## Written task
Scan the records for the word "Clearance". Copy each line that includes it.
---------- Recorded data
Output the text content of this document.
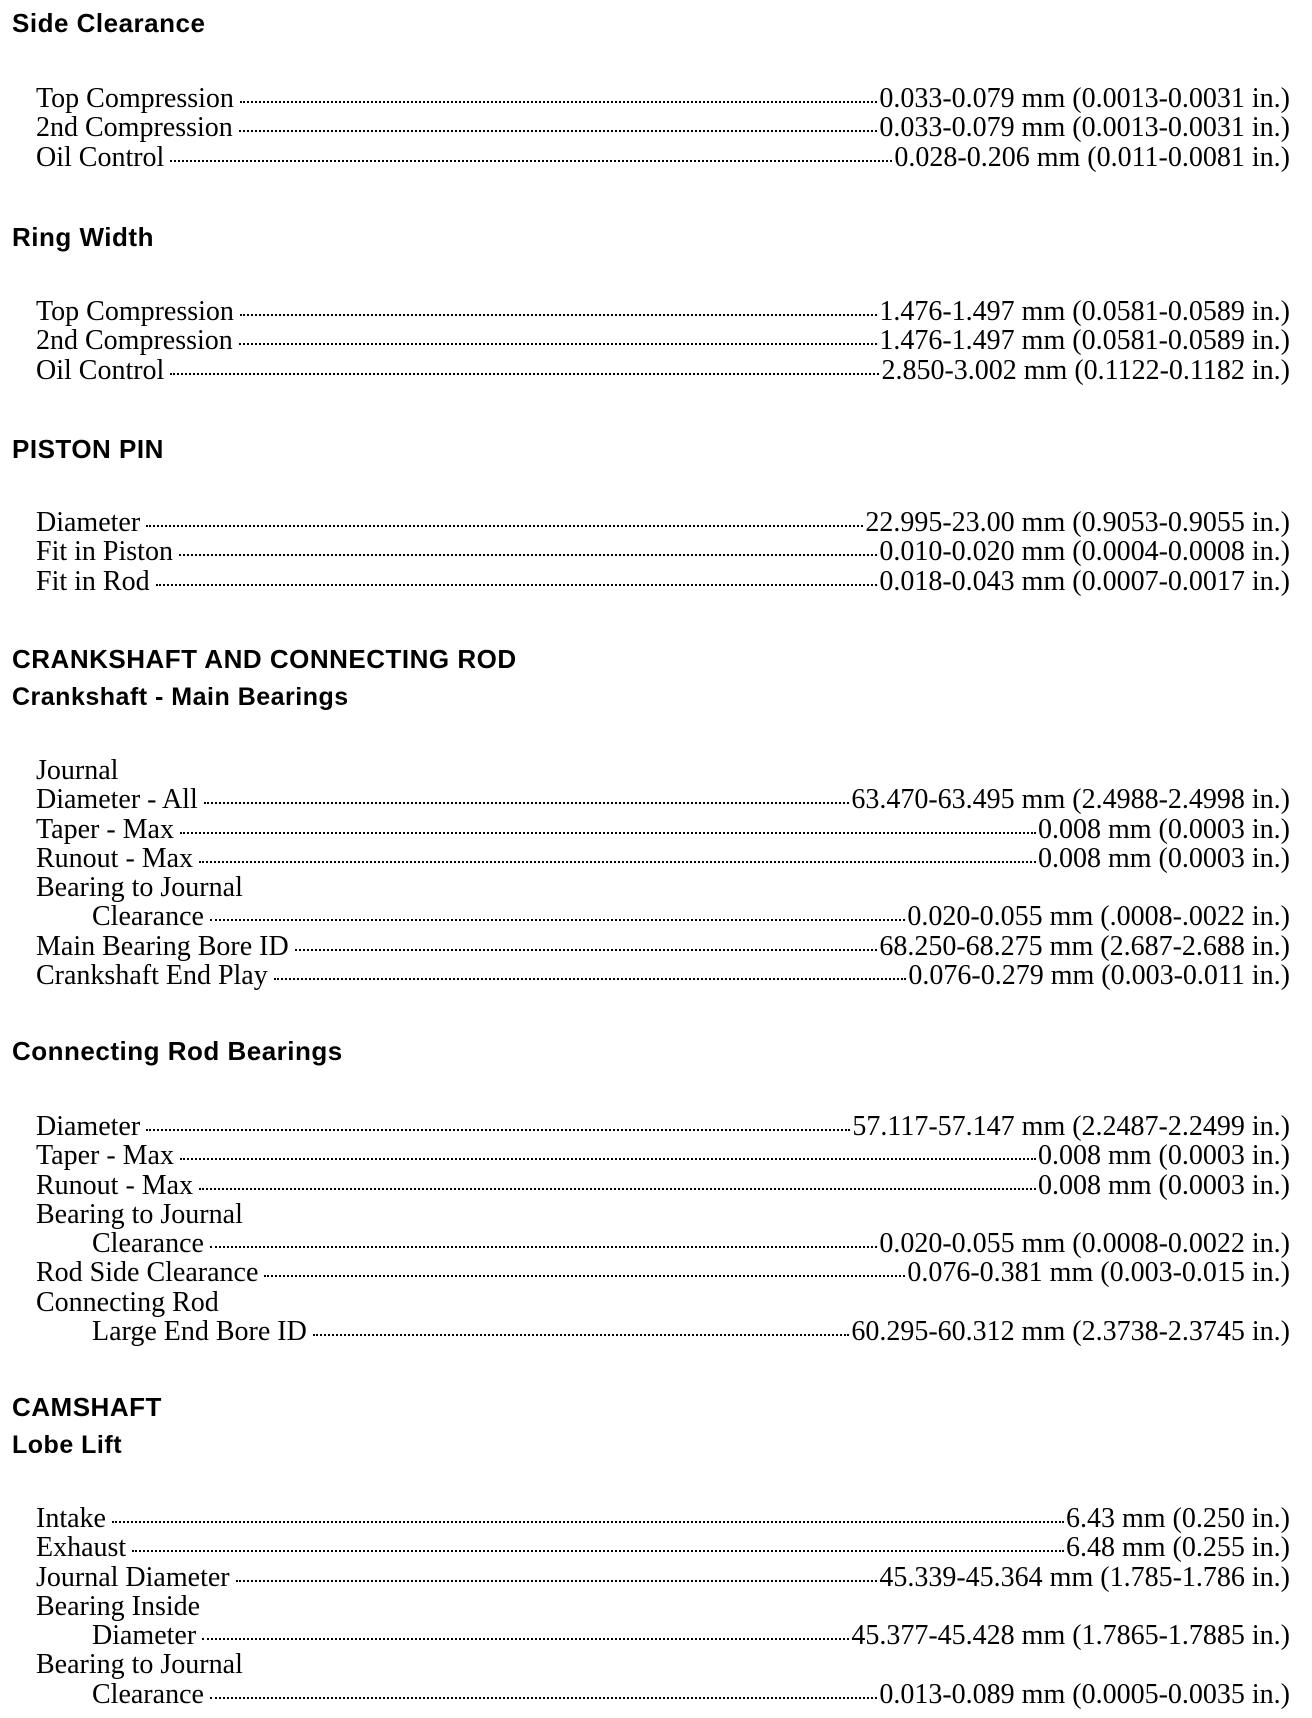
Side Clearance
Top Compression	0.033-0.079 mm (0.0013-0.0031 in.)
2nd Compression	0.033-0.079 mm (0.0013-0.0031 in.)
Oil Control	0.028-0.206 mm (0.011-0.0081 in.)
Ring Width
Top Compression	1.476-1.497 mm (0.0581-0.0589 in.)
2nd Compression	1.476-1.497 mm (0.0581-0.0589 in.)
Oil Control	2.850-3.002 mm (0.1122-0.1182 in.)
PISTON PIN
Diameter	22.995-23.00 mm (0.9053-0.9055 in.)
Fit in Piston	0.010-0.020 mm (0.0004-0.0008 in.)
Fit in Rod	0.018-0.043 mm (0.0007-0.0017 in.)
CRANKSHAFT AND CONNECTING ROD
Crankshaft - Main Bearings
Journal
Diameter - All	63.470-63.495 mm (2.4988-2.4998 in.)
Taper - Max	0.008 mm (0.0003 in.)
Runout - Max	0.008 mm (0.0003 in.)
Bearing to Journal
Clearance	0.020-0.055 mm (.0008-.0022 in.)
Main Bearing Bore ID	68.250-68.275 mm (2.687-2.688 in.)
Crankshaft End Play	0.076-0.279 mm (0.003-0.011 in.)
Connecting Rod Bearings
Diameter	57.117-57.147 mm (2.2487-2.2499 in.)
Taper - Max	0.008 mm (0.0003 in.)
Runout - Max	0.008 mm (0.0003 in.)
Bearing to Journal
Clearance	0.020-0.055 mm (0.0008-0.0022 in.)
Rod Side Clearance	0.076-0.381 mm (0.003-0.015 in.)
Connecting Rod
Large End Bore ID	60.295-60.312 mm (2.3738-2.3745 in.)
CAMSHAFT
Lobe Lift
Intake	6.43 mm (0.250 in.)
Exhaust	6.48 mm (0.255 in.)
Journal Diameter	45.339-45.364 mm (1.785-1.786 in.)
Bearing Inside
Diameter	45.377-45.428 mm (1.7865-1.7885 in.)
Bearing to Journal
Clearance	0.013-0.089 mm (0.0005-0.0035 in.)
--------------------
## Task answer
Side Clearance
Clearance	0.020-0.055 mm (.0008-.0022 in.)
Clearance	0.020-0.055 mm (0.0008-0.0022 in.)
Rod Side Clearance	0.076-0.381 mm (0.003-0.015 in.)
Clearance	0.013-0.089 mm (0.0005-0.0035 in.)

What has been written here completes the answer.